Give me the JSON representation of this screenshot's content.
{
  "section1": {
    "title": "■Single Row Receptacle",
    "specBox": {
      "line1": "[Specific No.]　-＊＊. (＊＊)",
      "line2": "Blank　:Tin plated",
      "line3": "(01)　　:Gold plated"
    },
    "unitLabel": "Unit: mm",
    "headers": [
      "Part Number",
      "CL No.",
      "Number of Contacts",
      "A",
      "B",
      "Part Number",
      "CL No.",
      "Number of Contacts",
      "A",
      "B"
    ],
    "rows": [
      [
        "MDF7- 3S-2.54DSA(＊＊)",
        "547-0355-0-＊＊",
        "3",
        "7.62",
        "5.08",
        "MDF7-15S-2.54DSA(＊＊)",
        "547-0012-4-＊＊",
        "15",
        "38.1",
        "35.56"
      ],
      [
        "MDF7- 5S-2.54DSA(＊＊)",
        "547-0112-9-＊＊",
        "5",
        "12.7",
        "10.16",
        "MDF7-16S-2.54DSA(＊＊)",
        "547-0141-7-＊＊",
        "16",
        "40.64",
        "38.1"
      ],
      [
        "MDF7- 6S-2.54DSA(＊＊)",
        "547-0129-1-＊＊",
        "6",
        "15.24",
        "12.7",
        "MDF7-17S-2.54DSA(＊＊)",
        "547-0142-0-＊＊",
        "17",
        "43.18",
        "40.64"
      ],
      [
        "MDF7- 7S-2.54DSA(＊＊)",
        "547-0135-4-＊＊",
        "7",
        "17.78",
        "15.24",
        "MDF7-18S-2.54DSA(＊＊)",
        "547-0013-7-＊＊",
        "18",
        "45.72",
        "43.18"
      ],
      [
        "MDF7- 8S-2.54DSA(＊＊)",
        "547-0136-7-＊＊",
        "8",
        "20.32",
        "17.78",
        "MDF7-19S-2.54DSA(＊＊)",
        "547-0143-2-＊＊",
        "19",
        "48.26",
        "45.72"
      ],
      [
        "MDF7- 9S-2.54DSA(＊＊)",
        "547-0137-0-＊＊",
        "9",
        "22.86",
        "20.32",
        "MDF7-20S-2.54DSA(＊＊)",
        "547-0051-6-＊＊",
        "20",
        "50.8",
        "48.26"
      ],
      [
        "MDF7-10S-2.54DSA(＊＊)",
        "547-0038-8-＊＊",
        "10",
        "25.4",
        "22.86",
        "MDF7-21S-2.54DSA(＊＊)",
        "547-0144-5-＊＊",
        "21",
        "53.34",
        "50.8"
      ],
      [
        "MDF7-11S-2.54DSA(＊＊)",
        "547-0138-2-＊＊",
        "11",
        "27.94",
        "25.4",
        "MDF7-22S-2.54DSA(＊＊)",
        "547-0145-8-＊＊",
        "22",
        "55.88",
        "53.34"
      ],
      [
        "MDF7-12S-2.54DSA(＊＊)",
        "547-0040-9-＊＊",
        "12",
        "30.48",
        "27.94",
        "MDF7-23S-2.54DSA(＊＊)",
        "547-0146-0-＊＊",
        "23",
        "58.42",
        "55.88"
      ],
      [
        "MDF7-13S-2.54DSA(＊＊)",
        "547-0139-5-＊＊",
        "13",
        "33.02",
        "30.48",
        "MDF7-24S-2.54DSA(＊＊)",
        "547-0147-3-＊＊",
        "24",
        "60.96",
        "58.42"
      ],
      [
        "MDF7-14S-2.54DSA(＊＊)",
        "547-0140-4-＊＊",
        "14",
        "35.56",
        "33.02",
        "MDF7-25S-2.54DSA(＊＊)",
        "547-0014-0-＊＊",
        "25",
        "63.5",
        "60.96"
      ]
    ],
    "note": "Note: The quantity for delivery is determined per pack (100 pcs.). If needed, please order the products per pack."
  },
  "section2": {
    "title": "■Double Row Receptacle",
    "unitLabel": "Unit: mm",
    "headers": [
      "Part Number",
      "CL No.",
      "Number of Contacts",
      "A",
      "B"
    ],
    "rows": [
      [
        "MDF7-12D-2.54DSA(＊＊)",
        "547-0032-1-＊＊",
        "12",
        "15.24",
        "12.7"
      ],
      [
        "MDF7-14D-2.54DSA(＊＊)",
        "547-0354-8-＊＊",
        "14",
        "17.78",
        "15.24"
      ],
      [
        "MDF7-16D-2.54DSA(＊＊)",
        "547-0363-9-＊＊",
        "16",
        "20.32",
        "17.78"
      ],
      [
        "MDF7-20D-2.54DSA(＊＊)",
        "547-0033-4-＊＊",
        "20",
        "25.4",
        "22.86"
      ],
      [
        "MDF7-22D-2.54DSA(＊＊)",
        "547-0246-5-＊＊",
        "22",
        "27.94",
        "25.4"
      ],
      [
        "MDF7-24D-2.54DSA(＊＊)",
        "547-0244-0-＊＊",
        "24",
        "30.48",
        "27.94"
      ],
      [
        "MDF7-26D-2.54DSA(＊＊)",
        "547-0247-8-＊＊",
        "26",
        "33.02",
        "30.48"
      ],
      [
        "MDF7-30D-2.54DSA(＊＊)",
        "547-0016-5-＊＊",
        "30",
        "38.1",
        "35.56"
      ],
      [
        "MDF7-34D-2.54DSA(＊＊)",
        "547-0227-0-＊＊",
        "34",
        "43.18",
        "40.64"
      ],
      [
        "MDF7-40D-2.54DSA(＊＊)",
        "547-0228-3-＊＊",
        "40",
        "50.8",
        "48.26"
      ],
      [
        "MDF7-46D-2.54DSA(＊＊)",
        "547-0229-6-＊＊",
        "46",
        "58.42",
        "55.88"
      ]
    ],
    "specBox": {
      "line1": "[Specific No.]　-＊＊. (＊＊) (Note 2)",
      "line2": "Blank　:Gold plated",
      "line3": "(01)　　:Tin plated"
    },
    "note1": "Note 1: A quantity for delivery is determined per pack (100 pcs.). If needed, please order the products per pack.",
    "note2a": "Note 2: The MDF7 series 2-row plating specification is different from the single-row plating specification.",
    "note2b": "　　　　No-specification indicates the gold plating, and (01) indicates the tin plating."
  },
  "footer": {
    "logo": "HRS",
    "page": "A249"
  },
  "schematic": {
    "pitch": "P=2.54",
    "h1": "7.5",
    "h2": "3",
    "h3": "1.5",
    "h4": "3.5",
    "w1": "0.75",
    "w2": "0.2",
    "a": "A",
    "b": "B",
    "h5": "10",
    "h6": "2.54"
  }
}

▶ [What you should do]
All of the lines above need to be given again exactly.

▶ [Complete output]
Give me the JSON representation of this screenshot's content.
{
  "section1": {
    "title": "■Single Row Receptacle",
    "specBox": {
      "line1": "[Specific No.]　-＊＊. (＊＊)",
      "line2": "Blank　:Tin plated",
      "line3": "(01)　　:Gold plated"
    },
    "unitLabel": "Unit: mm",
    "headers": [
      "Part Number",
      "CL No.",
      "Number of Contacts",
      "A",
      "B",
      "Part Number",
      "CL No.",
      "Number of Contacts",
      "A",
      "B"
    ],
    "rows": [
      [
        "MDF7- 3S-2.54DSA(＊＊)",
        "547-0355-0-＊＊",
        "3",
        "7.62",
        "5.08",
        "MDF7-15S-2.54DSA(＊＊)",
        "547-0012-4-＊＊",
        "15",
        "38.1",
        "35.56"
      ],
      [
        "MDF7- 5S-2.54DSA(＊＊)",
        "547-0112-9-＊＊",
        "5",
        "12.7",
        "10.16",
        "MDF7-16S-2.54DSA(＊＊)",
        "547-0141-7-＊＊",
        "16",
        "40.64",
        "38.1"
      ],
      [
        "MDF7- 6S-2.54DSA(＊＊)",
        "547-0129-1-＊＊",
        "6",
        "15.24",
        "12.7",
        "MDF7-17S-2.54DSA(＊＊)",
        "547-0142-0-＊＊",
        "17",
        "43.18",
        "40.64"
      ],
      [
        "MDF7- 7S-2.54DSA(＊＊)",
        "547-0135-4-＊＊",
        "7",
        "17.78",
        "15.24",
        "MDF7-18S-2.54DSA(＊＊)",
        "547-0013-7-＊＊",
        "18",
        "45.72",
        "43.18"
      ],
      [
        "MDF7- 8S-2.54DSA(＊＊)",
        "547-0136-7-＊＊",
        "8",
        "20.32",
        "17.78",
        "MDF7-19S-2.54DSA(＊＊)",
        "547-0143-2-＊＊",
        "19",
        "48.26",
        "45.72"
      ],
      [
        "MDF7- 9S-2.54DSA(＊＊)",
        "547-0137-0-＊＊",
        "9",
        "22.86",
        "20.32",
        "MDF7-20S-2.54DSA(＊＊)",
        "547-0051-6-＊＊",
        "20",
        "50.8",
        "48.26"
      ],
      [
        "MDF7-10S-2.54DSA(＊＊)",
        "547-0038-8-＊＊",
        "10",
        "25.4",
        "22.86",
        "MDF7-21S-2.54DSA(＊＊)",
        "547-0144-5-＊＊",
        "21",
        "53.34",
        "50.8"
      ],
      [
        "MDF7-11S-2.54DSA(＊＊)",
        "547-0138-2-＊＊",
        "11",
        "27.94",
        "25.4",
        "MDF7-22S-2.54DSA(＊＊)",
        "547-0145-8-＊＊",
        "22",
        "55.88",
        "53.34"
      ],
      [
        "MDF7-12S-2.54DSA(＊＊)",
        "547-0040-9-＊＊",
        "12",
        "30.48",
        "27.94",
        "MDF7-23S-2.54DSA(＊＊)",
        "547-0146-0-＊＊",
        "23",
        "58.42",
        "55.88"
      ],
      [
        "MDF7-13S-2.54DSA(＊＊)",
        "547-0139-5-＊＊",
        "13",
        "33.02",
        "30.48",
        "MDF7-24S-2.54DSA(＊＊)",
        "547-0147-3-＊＊",
        "24",
        "60.96",
        "58.42"
      ],
      [
        "MDF7-14S-2.54DSA(＊＊)",
        "547-0140-4-＊＊",
        "14",
        "35.56",
        "33.02",
        "MDF7-25S-2.54DSA(＊＊)",
        "547-0014-0-＊＊",
        "25",
        "63.5",
        "60.96"
      ]
    ],
    "note": "Note: The quantity for delivery is determined per pack (100 pcs.). If needed, please order the products per pack."
  },
  "section2": {
    "title": "■Double Row Receptacle",
    "unitLabel": "Unit: mm",
    "headers": [
      "Part Number",
      "CL No.",
      "Number of Contacts",
      "A",
      "B"
    ],
    "rows": [
      [
        "MDF7-12D-2.54DSA(＊＊)",
        "547-0032-1-＊＊",
        "12",
        "15.24",
        "12.7"
      ],
      [
        "MDF7-14D-2.54DSA(＊＊)",
        "547-0354-8-＊＊",
        "14",
        "17.78",
        "15.24"
      ],
      [
        "MDF7-16D-2.54DSA(＊＊)",
        "547-0363-9-＊＊",
        "16",
        "20.32",
        "17.78"
      ],
      [
        "MDF7-20D-2.54DSA(＊＊)",
        "547-0033-4-＊＊",
        "20",
        "25.4",
        "22.86"
      ],
      [
        "MDF7-22D-2.54DSA(＊＊)",
        "547-0246-5-＊＊",
        "22",
        "27.94",
        "25.4"
      ],
      [
        "MDF7-24D-2.54DSA(＊＊)",
        "547-0244-0-＊＊",
        "24",
        "30.48",
        "27.94"
      ],
      [
        "MDF7-26D-2.54DSA(＊＊)",
        "547-0247-8-＊＊",
        "26",
        "33.02",
        "30.48"
      ],
      [
        "MDF7-30D-2.54DSA(＊＊)",
        "547-0016-5-＊＊",
        "30",
        "38.1",
        "35.56"
      ],
      [
        "MDF7-34D-2.54DSA(＊＊)",
        "547-0227-0-＊＊",
        "34",
        "43.18",
        "40.64"
      ],
      [
        "MDF7-40D-2.54DSA(＊＊)",
        "547-0228-3-＊＊",
        "40",
        "50.8",
        "48.26"
      ],
      [
        "MDF7-46D-2.54DSA(＊＊)",
        "547-0229-6-＊＊",
        "46",
        "58.42",
        "55.88"
      ]
    ],
    "specBox": {
      "line1": "[Specific No.]　-＊＊. (＊＊) (Note 2)",
      "line2": "Blank　:Gold plated",
      "line3": "(01)　　:Tin plated"
    },
    "note1": "Note 1: A quantity for delivery is determined per pack (100 pcs.). If needed, please order the products per pack.",
    "note2a": "Note 2: The MDF7 series 2-row plating specification is different from the single-row plating specification.",
    "note2b": "　　　　No-specification indicates the gold plating, and (01) indicates the tin plating."
  },
  "footer": {
    "logo": "HRS",
    "page": "A249"
  },
  "schematic": {
    "pitch": "P=2.54",
    "h1": "7.5",
    "h2": "3",
    "h3": "1.5",
    "h4": "3.5",
    "w1": "0.75",
    "w2": "0.2",
    "a": "A",
    "b": "B",
    "h5": "10",
    "h6": "2.54"
  }
}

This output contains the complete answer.